>> BEGIN DATASET EXCERPTS

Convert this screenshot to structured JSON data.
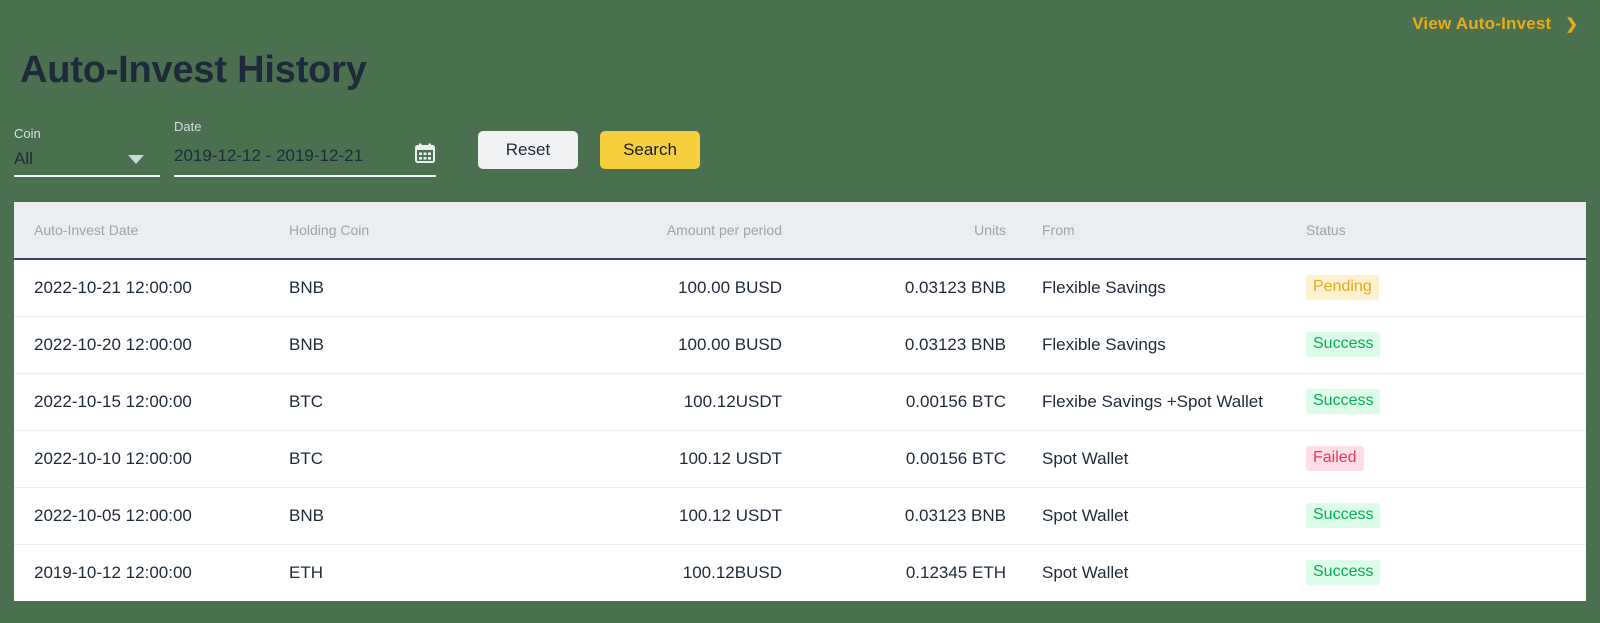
{
  "top_link": {
    "label": "View Auto-Invest",
    "chevron": "❯"
  },
  "page_title": "Auto-Invest History",
  "filters": {
    "coin": {
      "label": "Coin",
      "value": "All",
      "caret_icon": "chevron-down-icon"
    },
    "date": {
      "label": "Date",
      "value": "2019-12-12 - 2019-12-21",
      "calendar_icon": "calendar-icon"
    },
    "reset_label": "Reset",
    "search_label": "Search"
  },
  "table": {
    "columns": [
      "Auto-Invest Date",
      "Holding Coin",
      "Amount per period",
      "Units",
      "From",
      "Status"
    ],
    "rows": [
      {
        "date": "2022-10-21  12:00:00",
        "coin": "BNB",
        "amount": "100.00 BUSD",
        "units": "0.03123 BNB",
        "from": "Flexible Savings",
        "status": "Pending",
        "status_kind": "pending"
      },
      {
        "date": "2022-10-20  12:00:00",
        "coin": "BNB",
        "amount": "100.00 BUSD",
        "units": "0.03123 BNB",
        "from": "Flexible Savings",
        "status": "Success",
        "status_kind": "success"
      },
      {
        "date": "2022-10-15  12:00:00",
        "coin": "BTC",
        "amount": "100.12USDT",
        "units": "0.00156 BTC",
        "from": "Flexibe Savings +Spot Wallet",
        "status": "Success",
        "status_kind": "success"
      },
      {
        "date": "2022-10-10  12:00:00",
        "coin": "BTC",
        "amount": "100.12 USDT",
        "units": "0.00156 BTC",
        "from": "Spot Wallet",
        "status": "Failed",
        "status_kind": "failed"
      },
      {
        "date": "2022-10-05  12:00:00",
        "coin": "BNB",
        "amount": "100.12 USDT",
        "units": "0.03123 BNB",
        "from": "Spot Wallet",
        "status": "Success",
        "status_kind": "success"
      },
      {
        "date": "2019-10-12  12:00:00",
        "coin": "ETH",
        "amount": "100.12BUSD",
        "units": "0.12345 ETH",
        "from": "Spot Wallet",
        "status": "Success",
        "status_kind": "success"
      }
    ]
  },
  "colors": {
    "background": "#4a7050",
    "accent_yellow": "#f6d03c",
    "link_yellow": "#e8ac18",
    "title_navy": "#1e2a3a",
    "header_bg": "#ebeef0",
    "success": "#06b050",
    "pending": "#e8ac18",
    "failed": "#f6335c"
  }
}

>> END DATASET EXCERPTS

(EXERCISE TASK): Extract the entries in full, exactly as they are, minus the pictures.

(ANSWER BELOW):
Convert this screenshot to structured JSON data.
{
  "top_link": {
    "label": "View Auto-Invest",
    "chevron": "❯"
  },
  "page_title": "Auto-Invest History",
  "filters": {
    "coin": {
      "label": "Coin",
      "value": "All",
      "caret_icon": "chevron-down-icon"
    },
    "date": {
      "label": "Date",
      "value": "2019-12-12 - 2019-12-21",
      "calendar_icon": "calendar-icon"
    },
    "reset_label": "Reset",
    "search_label": "Search"
  },
  "table": {
    "columns": [
      "Auto-Invest Date",
      "Holding Coin",
      "Amount per period",
      "Units",
      "From",
      "Status"
    ],
    "rows": [
      {
        "date": "2022-10-21  12:00:00",
        "coin": "BNB",
        "amount": "100.00 BUSD",
        "units": "0.03123 BNB",
        "from": "Flexible Savings",
        "status": "Pending",
        "status_kind": "pending"
      },
      {
        "date": "2022-10-20  12:00:00",
        "coin": "BNB",
        "amount": "100.00 BUSD",
        "units": "0.03123 BNB",
        "from": "Flexible Savings",
        "status": "Success",
        "status_kind": "success"
      },
      {
        "date": "2022-10-15  12:00:00",
        "coin": "BTC",
        "amount": "100.12USDT",
        "units": "0.00156 BTC",
        "from": "Flexibe Savings +Spot Wallet",
        "status": "Success",
        "status_kind": "success"
      },
      {
        "date": "2022-10-10  12:00:00",
        "coin": "BTC",
        "amount": "100.12 USDT",
        "units": "0.00156 BTC",
        "from": "Spot Wallet",
        "status": "Failed",
        "status_kind": "failed"
      },
      {
        "date": "2022-10-05  12:00:00",
        "coin": "BNB",
        "amount": "100.12 USDT",
        "units": "0.03123 BNB",
        "from": "Spot Wallet",
        "status": "Success",
        "status_kind": "success"
      },
      {
        "date": "2019-10-12  12:00:00",
        "coin": "ETH",
        "amount": "100.12BUSD",
        "units": "0.12345 ETH",
        "from": "Spot Wallet",
        "status": "Success",
        "status_kind": "success"
      }
    ]
  },
  "colors": {
    "background": "#4a7050",
    "accent_yellow": "#f6d03c",
    "link_yellow": "#e8ac18",
    "title_navy": "#1e2a3a",
    "header_bg": "#ebeef0",
    "success": "#06b050",
    "pending": "#e8ac18",
    "failed": "#f6335c"
  }
}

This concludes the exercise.